INSTRUCTIONS FOR THE TASK: Would you pull out every line of the material that contains the string "mean"?

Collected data
>> begin

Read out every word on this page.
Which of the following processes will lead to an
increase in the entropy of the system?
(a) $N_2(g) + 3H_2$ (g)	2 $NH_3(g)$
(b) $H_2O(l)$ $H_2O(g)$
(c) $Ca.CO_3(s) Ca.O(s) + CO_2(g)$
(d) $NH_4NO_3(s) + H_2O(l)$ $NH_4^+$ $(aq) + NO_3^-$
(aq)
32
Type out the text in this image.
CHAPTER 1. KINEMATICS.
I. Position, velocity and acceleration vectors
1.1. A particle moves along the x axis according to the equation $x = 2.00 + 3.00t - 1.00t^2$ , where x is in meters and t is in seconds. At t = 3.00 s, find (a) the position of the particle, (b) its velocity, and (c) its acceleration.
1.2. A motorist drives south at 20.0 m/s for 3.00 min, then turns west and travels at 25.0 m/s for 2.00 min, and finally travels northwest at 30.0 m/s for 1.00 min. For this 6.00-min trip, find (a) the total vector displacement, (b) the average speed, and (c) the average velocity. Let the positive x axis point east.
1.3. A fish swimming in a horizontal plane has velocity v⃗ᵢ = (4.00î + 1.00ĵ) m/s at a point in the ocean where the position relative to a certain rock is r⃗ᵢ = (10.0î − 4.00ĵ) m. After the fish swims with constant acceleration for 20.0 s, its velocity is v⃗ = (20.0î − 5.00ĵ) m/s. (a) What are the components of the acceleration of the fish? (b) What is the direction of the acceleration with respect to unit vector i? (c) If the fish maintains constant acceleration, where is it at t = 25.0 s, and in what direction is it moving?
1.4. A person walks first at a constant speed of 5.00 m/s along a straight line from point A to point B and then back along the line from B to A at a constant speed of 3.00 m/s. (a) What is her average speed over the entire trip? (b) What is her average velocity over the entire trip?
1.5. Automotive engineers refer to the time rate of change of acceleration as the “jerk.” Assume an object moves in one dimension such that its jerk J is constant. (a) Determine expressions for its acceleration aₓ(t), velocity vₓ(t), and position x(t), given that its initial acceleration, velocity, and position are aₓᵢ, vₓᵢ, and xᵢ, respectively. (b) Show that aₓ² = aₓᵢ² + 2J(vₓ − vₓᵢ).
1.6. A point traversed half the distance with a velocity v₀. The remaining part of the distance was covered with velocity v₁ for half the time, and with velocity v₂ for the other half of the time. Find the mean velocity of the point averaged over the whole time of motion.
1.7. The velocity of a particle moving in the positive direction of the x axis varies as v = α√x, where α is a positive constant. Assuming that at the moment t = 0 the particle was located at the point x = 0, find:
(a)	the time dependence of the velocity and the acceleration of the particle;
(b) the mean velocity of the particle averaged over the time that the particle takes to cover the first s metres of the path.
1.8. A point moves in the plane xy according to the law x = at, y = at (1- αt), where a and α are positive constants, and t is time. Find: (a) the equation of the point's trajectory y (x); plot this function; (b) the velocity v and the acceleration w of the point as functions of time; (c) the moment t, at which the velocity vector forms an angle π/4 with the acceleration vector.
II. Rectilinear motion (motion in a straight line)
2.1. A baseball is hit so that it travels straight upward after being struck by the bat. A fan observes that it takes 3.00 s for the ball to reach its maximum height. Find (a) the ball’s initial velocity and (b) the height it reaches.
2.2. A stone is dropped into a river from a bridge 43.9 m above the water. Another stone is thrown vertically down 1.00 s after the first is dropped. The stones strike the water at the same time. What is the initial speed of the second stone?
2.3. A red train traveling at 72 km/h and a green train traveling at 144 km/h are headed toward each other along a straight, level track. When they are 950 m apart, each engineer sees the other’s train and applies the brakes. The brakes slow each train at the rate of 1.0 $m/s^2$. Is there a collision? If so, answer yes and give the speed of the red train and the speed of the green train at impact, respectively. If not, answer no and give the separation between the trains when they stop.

>> end

FULL ANSWER:
1.6. A point traversed half the distance with a velocity v₀. The remaining part of the distance was covered with velocity v₁ for half the time, and with velocity v₂ for the other half of the time. Find the mean velocity of the point averaged over the whole time of motion.
(b) the mean velocity of the particle averaged over the time that the particle takes to cover the first s metres of the path.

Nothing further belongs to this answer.